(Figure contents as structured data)
____
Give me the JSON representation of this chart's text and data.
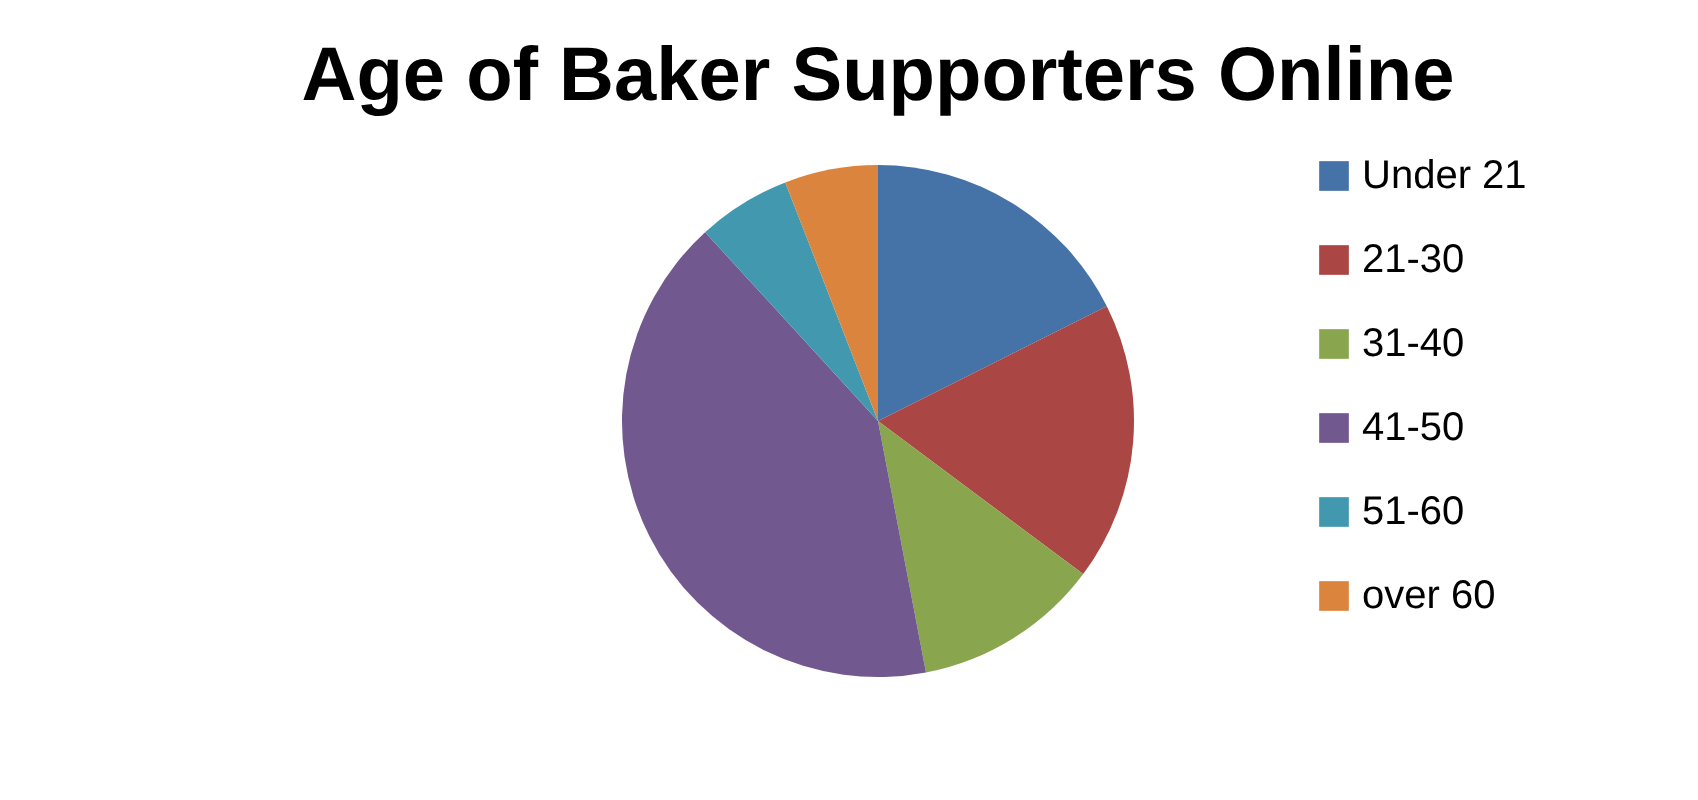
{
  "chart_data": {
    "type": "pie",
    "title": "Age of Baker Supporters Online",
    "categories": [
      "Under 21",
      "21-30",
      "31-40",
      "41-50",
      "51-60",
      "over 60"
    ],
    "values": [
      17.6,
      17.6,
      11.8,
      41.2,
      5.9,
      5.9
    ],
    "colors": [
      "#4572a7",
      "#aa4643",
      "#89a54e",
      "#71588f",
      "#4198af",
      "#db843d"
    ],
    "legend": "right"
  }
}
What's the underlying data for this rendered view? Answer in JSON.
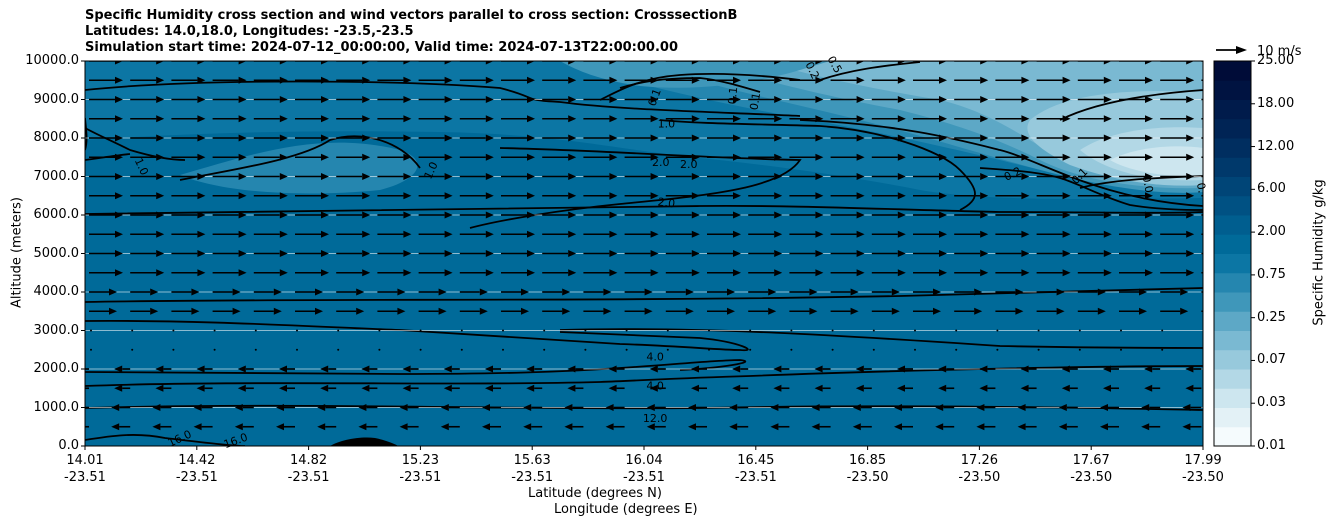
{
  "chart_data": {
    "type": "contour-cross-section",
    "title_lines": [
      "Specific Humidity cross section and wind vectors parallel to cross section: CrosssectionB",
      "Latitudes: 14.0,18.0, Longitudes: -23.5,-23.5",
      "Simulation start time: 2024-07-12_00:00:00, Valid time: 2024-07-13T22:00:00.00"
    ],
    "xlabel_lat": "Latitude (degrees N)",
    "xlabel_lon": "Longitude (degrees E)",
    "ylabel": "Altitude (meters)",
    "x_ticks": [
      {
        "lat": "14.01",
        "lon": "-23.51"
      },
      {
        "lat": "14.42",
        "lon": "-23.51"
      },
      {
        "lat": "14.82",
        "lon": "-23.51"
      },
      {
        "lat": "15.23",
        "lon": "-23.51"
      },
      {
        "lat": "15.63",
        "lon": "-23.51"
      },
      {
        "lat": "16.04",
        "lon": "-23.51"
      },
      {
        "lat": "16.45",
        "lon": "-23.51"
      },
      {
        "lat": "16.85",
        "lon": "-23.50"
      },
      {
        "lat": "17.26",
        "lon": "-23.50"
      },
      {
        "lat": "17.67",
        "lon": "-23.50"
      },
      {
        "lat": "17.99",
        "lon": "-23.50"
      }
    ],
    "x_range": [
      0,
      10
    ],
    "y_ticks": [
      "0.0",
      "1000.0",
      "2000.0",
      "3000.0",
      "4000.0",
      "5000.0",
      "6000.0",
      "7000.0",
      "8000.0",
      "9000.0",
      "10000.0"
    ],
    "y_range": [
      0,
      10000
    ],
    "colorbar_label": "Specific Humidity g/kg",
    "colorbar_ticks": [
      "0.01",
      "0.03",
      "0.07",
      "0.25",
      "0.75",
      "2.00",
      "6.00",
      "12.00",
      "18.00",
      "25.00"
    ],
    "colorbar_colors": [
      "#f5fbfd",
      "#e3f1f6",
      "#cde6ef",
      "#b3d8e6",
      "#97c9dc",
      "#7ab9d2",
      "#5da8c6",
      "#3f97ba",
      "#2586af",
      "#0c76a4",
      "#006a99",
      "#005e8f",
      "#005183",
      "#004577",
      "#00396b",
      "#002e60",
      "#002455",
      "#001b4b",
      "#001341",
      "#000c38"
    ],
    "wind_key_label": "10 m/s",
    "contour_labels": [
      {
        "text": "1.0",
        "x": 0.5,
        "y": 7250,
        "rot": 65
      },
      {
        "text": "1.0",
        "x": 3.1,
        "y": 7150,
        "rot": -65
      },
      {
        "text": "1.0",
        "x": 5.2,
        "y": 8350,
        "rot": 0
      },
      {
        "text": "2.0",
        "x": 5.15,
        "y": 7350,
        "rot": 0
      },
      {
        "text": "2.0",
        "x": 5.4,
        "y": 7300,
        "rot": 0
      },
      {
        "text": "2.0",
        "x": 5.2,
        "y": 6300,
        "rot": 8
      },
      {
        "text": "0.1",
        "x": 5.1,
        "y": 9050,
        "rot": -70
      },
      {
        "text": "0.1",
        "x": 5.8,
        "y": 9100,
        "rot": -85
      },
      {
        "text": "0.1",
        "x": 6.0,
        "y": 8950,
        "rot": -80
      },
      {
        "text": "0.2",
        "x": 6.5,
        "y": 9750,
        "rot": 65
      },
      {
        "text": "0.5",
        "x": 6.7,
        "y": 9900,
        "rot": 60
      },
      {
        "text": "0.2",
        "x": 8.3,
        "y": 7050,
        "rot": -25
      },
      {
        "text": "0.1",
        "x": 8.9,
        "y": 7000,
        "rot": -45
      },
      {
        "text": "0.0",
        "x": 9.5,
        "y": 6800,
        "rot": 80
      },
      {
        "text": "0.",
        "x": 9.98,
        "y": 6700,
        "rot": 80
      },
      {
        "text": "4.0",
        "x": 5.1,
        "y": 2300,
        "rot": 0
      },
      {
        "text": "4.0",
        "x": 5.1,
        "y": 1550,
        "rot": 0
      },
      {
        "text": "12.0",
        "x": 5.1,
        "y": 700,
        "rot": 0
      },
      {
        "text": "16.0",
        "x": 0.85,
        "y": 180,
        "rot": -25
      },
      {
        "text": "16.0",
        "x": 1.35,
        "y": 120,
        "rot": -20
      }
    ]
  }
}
____
▸ What the exercise asks: Filter the listing above by the word "Humidity"; copy each line that passes.

▸ Result for this exercise:
      "Specific Humidity cross section and wind vectors parallel to cross section: CrosssectionB",
    "colorbar_label": "Specific Humidity g/kg",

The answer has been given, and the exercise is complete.